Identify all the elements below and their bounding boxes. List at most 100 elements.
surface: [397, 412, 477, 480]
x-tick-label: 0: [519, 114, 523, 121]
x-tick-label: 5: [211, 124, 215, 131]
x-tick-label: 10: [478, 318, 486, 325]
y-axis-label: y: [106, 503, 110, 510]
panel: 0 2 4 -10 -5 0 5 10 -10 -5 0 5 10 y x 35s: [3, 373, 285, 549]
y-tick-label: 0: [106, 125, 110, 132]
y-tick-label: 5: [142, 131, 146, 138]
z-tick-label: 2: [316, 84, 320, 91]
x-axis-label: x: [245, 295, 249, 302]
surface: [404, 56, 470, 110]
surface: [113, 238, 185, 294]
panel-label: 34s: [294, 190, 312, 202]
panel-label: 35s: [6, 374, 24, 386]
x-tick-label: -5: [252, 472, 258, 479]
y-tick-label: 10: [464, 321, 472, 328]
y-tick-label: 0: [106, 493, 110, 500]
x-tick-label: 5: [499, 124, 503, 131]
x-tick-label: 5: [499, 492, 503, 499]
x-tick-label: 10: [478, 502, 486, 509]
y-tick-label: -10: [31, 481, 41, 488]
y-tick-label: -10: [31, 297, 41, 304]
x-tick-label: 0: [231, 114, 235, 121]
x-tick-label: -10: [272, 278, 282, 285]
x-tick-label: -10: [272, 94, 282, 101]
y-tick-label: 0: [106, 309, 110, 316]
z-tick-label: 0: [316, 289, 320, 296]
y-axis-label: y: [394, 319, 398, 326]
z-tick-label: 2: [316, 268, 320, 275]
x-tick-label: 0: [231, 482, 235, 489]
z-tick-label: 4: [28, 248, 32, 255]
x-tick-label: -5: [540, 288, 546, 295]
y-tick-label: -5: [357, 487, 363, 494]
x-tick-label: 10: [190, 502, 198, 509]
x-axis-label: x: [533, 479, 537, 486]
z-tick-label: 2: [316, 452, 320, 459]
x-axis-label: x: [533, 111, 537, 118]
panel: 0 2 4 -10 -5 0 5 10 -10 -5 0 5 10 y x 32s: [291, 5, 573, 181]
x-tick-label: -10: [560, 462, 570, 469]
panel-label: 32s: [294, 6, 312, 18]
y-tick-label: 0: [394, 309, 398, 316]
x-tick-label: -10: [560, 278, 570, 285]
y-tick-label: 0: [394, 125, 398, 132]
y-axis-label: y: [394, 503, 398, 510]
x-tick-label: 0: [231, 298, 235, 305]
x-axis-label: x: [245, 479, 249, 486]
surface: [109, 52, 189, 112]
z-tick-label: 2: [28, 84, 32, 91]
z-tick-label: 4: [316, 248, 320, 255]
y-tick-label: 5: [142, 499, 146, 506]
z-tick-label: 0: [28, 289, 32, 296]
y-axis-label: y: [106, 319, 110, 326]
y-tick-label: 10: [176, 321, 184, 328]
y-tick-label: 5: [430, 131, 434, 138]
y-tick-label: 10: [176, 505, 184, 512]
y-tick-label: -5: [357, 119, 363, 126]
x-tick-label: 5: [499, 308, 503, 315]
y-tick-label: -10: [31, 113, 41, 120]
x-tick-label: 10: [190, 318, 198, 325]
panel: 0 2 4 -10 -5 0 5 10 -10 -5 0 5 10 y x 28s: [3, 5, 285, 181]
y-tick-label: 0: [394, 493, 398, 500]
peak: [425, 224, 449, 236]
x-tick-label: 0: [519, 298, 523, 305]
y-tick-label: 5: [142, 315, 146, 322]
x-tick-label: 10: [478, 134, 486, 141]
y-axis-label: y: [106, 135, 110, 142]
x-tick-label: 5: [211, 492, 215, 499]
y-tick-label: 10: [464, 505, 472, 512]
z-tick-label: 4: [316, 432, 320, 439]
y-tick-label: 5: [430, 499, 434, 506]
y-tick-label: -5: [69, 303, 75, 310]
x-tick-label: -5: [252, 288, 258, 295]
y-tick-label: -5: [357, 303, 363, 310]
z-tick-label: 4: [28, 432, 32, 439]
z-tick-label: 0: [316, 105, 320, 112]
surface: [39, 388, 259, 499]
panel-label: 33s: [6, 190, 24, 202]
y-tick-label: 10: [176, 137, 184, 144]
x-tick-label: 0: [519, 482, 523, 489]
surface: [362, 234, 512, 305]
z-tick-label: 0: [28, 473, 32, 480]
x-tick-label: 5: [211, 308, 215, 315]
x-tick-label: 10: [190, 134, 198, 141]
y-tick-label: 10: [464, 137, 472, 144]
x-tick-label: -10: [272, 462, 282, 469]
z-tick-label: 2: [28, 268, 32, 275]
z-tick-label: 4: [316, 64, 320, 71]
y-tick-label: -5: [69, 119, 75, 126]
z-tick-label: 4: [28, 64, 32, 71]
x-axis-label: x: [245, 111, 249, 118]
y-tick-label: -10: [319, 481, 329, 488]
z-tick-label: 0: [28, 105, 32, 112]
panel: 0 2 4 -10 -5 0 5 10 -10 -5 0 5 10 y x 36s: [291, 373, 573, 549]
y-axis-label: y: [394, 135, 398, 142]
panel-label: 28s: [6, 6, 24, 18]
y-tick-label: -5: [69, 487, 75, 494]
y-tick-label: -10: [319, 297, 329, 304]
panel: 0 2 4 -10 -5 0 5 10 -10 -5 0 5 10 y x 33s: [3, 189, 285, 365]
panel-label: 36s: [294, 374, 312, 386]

▸ Task statement
Repeat all of the items above word for word, leaving nothing out.

▸ Final result
Identify all the elements below and their bounding boxes. List at most 100 elements.
surface: [397, 412, 477, 480]
x-tick-label: 0: [519, 114, 523, 121]
x-tick-label: 5: [211, 124, 215, 131]
x-tick-label: 10: [478, 318, 486, 325]
y-axis-label: y: [106, 503, 110, 510]
panel: 0 2 4 -10 -5 0 5 10 -10 -5 0 5 10 y x 35s: [3, 373, 285, 549]
y-tick-label: 0: [106, 125, 110, 132]
y-tick-label: 5: [142, 131, 146, 138]
z-tick-label: 2: [316, 84, 320, 91]
x-axis-label: x: [245, 295, 249, 302]
surface: [404, 56, 470, 110]
surface: [113, 238, 185, 294]
panel-label: 34s: [294, 190, 312, 202]
panel-label: 35s: [6, 374, 24, 386]
x-tick-label: -5: [252, 472, 258, 479]
y-tick-label: 10: [464, 321, 472, 328]
y-tick-label: 0: [106, 493, 110, 500]
x-tick-label: 5: [499, 124, 503, 131]
x-tick-label: 5: [499, 492, 503, 499]
x-tick-label: 10: [478, 502, 486, 509]
y-tick-label: -10: [31, 481, 41, 488]
y-tick-label: -10: [31, 297, 41, 304]
x-tick-label: 0: [231, 114, 235, 121]
x-tick-label: -10: [272, 278, 282, 285]
x-tick-label: -10: [272, 94, 282, 101]
y-tick-label: 0: [106, 309, 110, 316]
z-tick-label: 0: [316, 289, 320, 296]
y-axis-label: y: [394, 319, 398, 326]
z-tick-label: 2: [316, 268, 320, 275]
x-tick-label: 0: [231, 482, 235, 489]
z-tick-label: 4: [28, 248, 32, 255]
x-tick-label: -5: [540, 288, 546, 295]
y-tick-label: -5: [357, 487, 363, 494]
x-tick-label: 10: [190, 502, 198, 509]
x-axis-label: x: [533, 479, 537, 486]
z-tick-label: 2: [316, 452, 320, 459]
x-axis-label: x: [533, 111, 537, 118]
panel: 0 2 4 -10 -5 0 5 10 -10 -5 0 5 10 y x 32s: [291, 5, 573, 181]
x-tick-label: -10: [560, 462, 570, 469]
panel-label: 32s: [294, 6, 312, 18]
y-tick-label: 0: [394, 309, 398, 316]
x-tick-label: -10: [560, 278, 570, 285]
y-tick-label: 0: [394, 125, 398, 132]
y-axis-label: y: [394, 503, 398, 510]
x-tick-label: 0: [231, 298, 235, 305]
x-axis-label: x: [245, 479, 249, 486]
surface: [109, 52, 189, 112]
z-tick-label: 2: [28, 84, 32, 91]
z-tick-label: 4: [316, 248, 320, 255]
y-tick-label: 5: [142, 499, 146, 506]
z-tick-label: 0: [28, 289, 32, 296]
y-axis-label: y: [106, 319, 110, 326]
y-tick-label: 10: [176, 321, 184, 328]
y-tick-label: 5: [430, 131, 434, 138]
y-tick-label: 10: [176, 505, 184, 512]
y-tick-label: -5: [357, 119, 363, 126]
x-tick-label: 5: [499, 308, 503, 315]
y-tick-label: -10: [31, 113, 41, 120]
x-tick-label: 10: [190, 318, 198, 325]
panel: 0 2 4 -10 -5 0 5 10 -10 -5 0 5 10 y x 28s: [3, 5, 285, 181]
y-tick-label: 0: [394, 493, 398, 500]
peak: [425, 224, 449, 236]
x-tick-label: 0: [519, 298, 523, 305]
y-tick-label: 5: [142, 315, 146, 322]
x-tick-label: 10: [478, 134, 486, 141]
y-axis-label: y: [106, 135, 110, 142]
x-tick-label: 5: [211, 492, 215, 499]
y-tick-label: 10: [464, 505, 472, 512]
z-tick-label: 4: [316, 432, 320, 439]
y-tick-label: 5: [430, 499, 434, 506]
y-tick-label: -5: [69, 303, 75, 310]
x-tick-label: -5: [252, 288, 258, 295]
y-tick-label: -5: [357, 303, 363, 310]
z-tick-label: 4: [28, 432, 32, 439]
z-tick-label: 0: [316, 105, 320, 112]
surface: [39, 388, 259, 499]
panel-label: 33s: [6, 190, 24, 202]
y-tick-label: 10: [176, 137, 184, 144]
x-tick-label: 0: [519, 482, 523, 489]
surface: [362, 234, 512, 305]
z-tick-label: 0: [28, 473, 32, 480]
x-tick-label: 5: [211, 308, 215, 315]
x-tick-label: 10: [190, 134, 198, 141]
y-tick-label: 10: [464, 137, 472, 144]
x-tick-label: -10: [272, 462, 282, 469]
z-tick-label: 2: [28, 268, 32, 275]
z-tick-label: 4: [316, 64, 320, 71]
y-tick-label: -5: [69, 119, 75, 126]
z-tick-label: 4: [28, 64, 32, 71]
x-axis-label: x: [245, 111, 249, 118]
y-tick-label: -10: [319, 481, 329, 488]
z-tick-label: 0: [28, 105, 32, 112]
panel: 0 2 4 -10 -5 0 5 10 -10 -5 0 5 10 y x 36s: [291, 373, 573, 549]
y-axis-label: y: [394, 135, 398, 142]
panel-label: 28s: [6, 6, 24, 18]
y-tick-label: -5: [69, 487, 75, 494]
y-tick-label: -10: [319, 297, 329, 304]
panel: 0 2 4 -10 -5 0 5 10 -10 -5 0 5 10 y x 33s: [3, 189, 285, 365]
panel-label: 36s: [294, 374, 312, 386]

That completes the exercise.